The data:
· · ·
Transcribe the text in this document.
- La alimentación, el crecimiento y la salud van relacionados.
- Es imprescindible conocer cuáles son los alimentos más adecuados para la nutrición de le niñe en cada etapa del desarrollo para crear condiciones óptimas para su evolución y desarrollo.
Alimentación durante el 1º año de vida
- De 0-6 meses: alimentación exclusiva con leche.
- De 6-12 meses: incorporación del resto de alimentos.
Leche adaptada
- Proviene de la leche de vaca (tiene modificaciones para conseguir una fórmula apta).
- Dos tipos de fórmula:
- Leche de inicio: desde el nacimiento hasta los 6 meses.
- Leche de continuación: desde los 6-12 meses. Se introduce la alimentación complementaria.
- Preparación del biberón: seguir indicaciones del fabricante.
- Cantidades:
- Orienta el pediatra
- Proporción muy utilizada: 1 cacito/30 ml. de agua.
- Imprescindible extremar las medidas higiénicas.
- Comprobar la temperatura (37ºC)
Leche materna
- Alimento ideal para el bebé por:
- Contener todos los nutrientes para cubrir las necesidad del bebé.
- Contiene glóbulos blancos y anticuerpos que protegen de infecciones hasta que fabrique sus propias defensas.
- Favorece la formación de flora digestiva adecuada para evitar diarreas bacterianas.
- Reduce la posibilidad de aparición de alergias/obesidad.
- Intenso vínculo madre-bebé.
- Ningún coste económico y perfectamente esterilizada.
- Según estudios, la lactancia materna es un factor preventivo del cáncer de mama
· · ·
What you will do: Each line of the material above that contains the word "meses" counts once; report the total and nothing else.

Exercise solution: 4